= TASK STATEMENT =
Please turn the paragraph beginning "A trend in NoSQL" in the DynamoDB document model passage into a short bulleted list that keeps its main facts.

= DOCUMENT PASSAGE =
NoSQL and Flexibility: Document Model

A trend in NoSQL and relational databases is the mainstream adoption of the document model. JSON has become the accepted medium for interchange between numerous Internet services. JSON-style document model enables customers to build services that are schema-less. Typically, in a document model based datastore, each record and its associated data is modeled as a single document. Since each document can have a unique structure, schema migration becomes a non-issue for applications.

While you could store JSON documents in DynamoDB from the day we launched, it was hard to do anything beyond storing and retrieving these documents. Developers did not have direct access to the nested attributes embedded deep within a JSON document, and losing sight of these deeply nested attributes deprived developers of some of the incredible native capabilities of DynamoDB. They couldn’t leverage capabilities like conditional updates (the ability to make an insert into a DynamoDB table if a condition is met based on the latest state of the data across the distributed store) or Global Secondary Indexes (the ability to project one or more of the attributes of your items into a separate table for richer indexing capability). Until now, developers who wanted to store and query JSON had two choices: a) develop quickly and insert opaque JSON blobs in DynamoDB while losing access to key DynamoDB capabilities, or b) decompose the JSON objects themselves into attributes, which requires additional programming effort and a fair bit of forethought.

Enter Native Support for JSON in DynamoDB: Scalability and Flexibility Together at Last

The DynamoDB team is launching document model support. With today’s announcement, DynamoDB developers can now use the AWS SDKs to inject a JSON map into DynamoDB. For example, imagine a map of student id that maps to detailed information about the student: their names, a list of their addresses (also represented as a map), etc.

Dataset records:
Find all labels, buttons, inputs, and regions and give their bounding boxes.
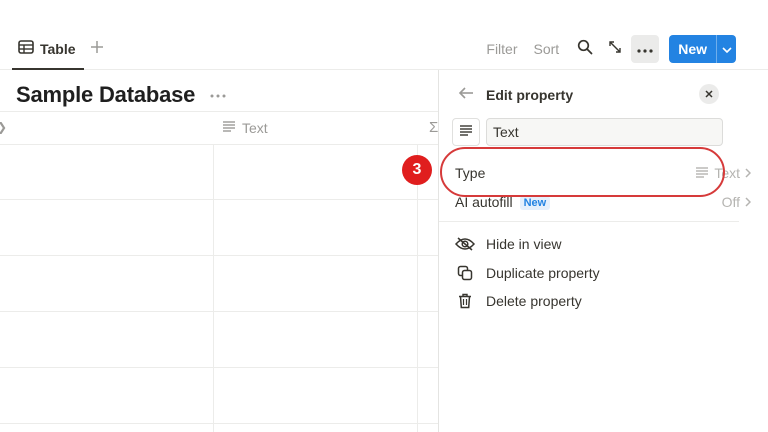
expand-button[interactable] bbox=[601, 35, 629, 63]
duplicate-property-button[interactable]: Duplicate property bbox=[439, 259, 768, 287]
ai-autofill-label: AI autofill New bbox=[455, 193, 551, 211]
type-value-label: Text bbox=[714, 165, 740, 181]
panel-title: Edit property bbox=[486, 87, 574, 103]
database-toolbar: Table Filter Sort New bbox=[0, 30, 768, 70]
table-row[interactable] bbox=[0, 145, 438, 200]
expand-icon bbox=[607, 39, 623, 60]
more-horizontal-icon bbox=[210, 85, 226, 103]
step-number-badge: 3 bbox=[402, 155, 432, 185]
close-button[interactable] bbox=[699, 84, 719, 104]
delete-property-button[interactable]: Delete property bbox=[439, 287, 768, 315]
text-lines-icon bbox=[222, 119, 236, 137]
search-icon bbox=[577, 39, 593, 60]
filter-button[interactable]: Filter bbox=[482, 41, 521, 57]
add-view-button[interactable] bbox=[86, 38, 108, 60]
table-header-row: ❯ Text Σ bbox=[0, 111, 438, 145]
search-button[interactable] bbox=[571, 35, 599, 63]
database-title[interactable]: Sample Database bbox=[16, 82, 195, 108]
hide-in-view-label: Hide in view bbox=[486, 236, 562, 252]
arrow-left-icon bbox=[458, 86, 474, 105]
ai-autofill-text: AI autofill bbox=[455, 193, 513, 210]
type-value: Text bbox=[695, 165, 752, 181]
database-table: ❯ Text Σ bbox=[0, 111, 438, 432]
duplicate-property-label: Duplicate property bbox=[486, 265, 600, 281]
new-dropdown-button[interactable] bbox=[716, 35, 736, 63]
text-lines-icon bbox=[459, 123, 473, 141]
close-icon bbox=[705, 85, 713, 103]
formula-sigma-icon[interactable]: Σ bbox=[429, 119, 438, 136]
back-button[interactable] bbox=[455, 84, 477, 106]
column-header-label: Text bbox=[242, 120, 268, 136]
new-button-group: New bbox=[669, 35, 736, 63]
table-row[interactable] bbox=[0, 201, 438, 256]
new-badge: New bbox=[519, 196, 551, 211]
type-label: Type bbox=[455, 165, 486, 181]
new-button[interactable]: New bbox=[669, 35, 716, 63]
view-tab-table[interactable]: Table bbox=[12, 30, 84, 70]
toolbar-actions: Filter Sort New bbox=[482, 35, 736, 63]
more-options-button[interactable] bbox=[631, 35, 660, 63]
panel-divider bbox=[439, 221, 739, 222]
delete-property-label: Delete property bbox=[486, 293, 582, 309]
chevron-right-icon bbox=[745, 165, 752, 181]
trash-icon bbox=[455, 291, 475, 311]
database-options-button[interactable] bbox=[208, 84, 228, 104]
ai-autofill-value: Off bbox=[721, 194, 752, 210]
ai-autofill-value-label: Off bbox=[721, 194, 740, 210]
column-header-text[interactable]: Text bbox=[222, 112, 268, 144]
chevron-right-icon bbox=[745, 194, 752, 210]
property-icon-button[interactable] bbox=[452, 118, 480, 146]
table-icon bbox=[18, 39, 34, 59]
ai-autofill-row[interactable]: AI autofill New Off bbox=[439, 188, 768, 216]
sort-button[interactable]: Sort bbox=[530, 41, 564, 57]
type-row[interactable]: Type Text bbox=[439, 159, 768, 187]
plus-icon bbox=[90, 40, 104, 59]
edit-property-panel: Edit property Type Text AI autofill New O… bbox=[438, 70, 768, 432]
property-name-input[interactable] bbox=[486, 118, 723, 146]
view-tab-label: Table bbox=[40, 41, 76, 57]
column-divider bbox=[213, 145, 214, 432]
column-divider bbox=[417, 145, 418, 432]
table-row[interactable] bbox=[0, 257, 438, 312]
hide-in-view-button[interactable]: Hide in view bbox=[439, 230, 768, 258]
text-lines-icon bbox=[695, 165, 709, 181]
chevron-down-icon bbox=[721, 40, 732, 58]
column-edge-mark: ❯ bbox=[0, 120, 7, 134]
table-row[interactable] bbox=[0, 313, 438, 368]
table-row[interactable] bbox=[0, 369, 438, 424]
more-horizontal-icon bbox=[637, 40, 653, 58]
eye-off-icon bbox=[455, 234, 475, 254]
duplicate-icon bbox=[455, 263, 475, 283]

...

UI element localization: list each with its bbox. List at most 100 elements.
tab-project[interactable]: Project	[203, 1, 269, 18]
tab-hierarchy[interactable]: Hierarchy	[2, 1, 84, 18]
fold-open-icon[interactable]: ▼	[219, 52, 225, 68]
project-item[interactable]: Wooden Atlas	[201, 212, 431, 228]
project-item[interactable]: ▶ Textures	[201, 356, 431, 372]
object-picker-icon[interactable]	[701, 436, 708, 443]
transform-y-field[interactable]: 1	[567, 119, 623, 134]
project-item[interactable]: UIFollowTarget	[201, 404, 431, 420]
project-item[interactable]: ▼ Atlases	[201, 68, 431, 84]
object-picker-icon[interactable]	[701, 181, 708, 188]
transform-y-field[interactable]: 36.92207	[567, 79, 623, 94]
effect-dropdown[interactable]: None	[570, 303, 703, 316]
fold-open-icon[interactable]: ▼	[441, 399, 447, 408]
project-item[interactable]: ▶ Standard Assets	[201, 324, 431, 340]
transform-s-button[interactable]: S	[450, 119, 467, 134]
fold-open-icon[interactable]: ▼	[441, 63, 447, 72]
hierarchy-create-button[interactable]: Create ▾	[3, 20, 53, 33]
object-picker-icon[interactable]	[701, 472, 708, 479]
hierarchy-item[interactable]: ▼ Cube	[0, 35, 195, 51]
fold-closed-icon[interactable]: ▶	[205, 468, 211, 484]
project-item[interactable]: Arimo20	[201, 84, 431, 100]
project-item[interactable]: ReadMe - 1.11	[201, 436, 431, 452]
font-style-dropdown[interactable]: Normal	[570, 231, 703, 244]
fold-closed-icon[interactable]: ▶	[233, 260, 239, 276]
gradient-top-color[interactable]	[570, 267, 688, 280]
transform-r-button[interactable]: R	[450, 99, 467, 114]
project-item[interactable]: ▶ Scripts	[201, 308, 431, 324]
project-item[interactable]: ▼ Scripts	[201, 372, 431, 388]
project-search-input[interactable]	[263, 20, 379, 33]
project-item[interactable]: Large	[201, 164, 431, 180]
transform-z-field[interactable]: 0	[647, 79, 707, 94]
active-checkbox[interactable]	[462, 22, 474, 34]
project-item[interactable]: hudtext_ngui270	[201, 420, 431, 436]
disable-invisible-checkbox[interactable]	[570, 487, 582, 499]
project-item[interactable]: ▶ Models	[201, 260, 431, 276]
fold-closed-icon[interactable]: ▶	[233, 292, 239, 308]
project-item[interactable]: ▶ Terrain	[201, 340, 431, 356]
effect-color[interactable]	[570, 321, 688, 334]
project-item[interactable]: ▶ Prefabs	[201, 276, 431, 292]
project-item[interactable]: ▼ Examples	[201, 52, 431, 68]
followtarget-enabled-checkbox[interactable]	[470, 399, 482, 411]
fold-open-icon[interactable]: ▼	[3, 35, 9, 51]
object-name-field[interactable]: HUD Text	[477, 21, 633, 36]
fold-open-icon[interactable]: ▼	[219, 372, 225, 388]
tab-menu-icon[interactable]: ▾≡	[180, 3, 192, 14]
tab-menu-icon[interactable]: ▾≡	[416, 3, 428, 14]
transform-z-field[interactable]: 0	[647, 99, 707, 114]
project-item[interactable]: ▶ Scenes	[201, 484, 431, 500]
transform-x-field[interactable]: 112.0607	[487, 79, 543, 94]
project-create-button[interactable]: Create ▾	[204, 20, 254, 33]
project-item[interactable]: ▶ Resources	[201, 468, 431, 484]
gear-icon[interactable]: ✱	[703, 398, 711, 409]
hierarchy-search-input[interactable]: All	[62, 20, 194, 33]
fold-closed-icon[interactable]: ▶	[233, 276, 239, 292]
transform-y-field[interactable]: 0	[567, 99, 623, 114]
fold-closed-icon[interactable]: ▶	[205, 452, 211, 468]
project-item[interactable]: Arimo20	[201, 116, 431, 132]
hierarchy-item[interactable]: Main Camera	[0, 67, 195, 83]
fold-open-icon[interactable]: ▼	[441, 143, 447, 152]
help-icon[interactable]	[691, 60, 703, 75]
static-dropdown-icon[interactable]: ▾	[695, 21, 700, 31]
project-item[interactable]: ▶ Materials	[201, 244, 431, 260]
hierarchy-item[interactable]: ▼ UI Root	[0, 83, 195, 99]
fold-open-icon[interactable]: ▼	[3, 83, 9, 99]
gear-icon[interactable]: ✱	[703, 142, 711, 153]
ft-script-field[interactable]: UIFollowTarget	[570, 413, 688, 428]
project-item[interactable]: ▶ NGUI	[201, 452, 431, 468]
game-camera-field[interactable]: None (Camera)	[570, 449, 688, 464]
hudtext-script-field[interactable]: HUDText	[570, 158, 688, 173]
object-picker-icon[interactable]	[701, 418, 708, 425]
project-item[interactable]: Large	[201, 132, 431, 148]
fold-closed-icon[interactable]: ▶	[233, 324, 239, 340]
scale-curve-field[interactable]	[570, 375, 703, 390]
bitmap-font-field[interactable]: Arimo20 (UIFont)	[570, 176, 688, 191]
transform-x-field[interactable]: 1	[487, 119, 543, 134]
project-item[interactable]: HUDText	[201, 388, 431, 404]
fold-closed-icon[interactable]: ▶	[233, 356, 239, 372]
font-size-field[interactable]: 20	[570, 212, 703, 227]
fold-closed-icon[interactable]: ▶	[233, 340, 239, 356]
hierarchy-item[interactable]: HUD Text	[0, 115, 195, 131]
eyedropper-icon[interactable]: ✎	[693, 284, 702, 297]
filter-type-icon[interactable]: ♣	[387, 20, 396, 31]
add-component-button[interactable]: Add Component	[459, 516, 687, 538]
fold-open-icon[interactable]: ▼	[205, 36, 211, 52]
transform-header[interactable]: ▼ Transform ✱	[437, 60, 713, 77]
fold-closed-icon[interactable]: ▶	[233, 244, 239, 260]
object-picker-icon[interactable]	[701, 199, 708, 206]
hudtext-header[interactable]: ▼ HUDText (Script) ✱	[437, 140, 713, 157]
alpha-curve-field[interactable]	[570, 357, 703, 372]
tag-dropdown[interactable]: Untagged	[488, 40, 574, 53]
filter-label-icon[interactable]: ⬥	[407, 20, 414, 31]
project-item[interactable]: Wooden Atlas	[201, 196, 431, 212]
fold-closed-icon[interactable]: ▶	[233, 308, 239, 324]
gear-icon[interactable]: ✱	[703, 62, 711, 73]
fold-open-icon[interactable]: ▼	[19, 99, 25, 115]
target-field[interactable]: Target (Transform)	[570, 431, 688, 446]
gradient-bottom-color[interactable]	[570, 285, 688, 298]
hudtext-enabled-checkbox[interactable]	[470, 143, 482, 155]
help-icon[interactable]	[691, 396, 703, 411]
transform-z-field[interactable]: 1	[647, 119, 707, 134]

= RESPONSE TO THE TASK =
- NoSQL and relational databases are broadly adopting the document model.
- JSON is the accepted interchange medium among many Internet services.
- A JSON-style document model lets customers build schema-less services.
- In a document model datastore, each record and its associated data are typically modeled as a single document.
- Since each document can have its own structure, schema migration is a non-issue for applications.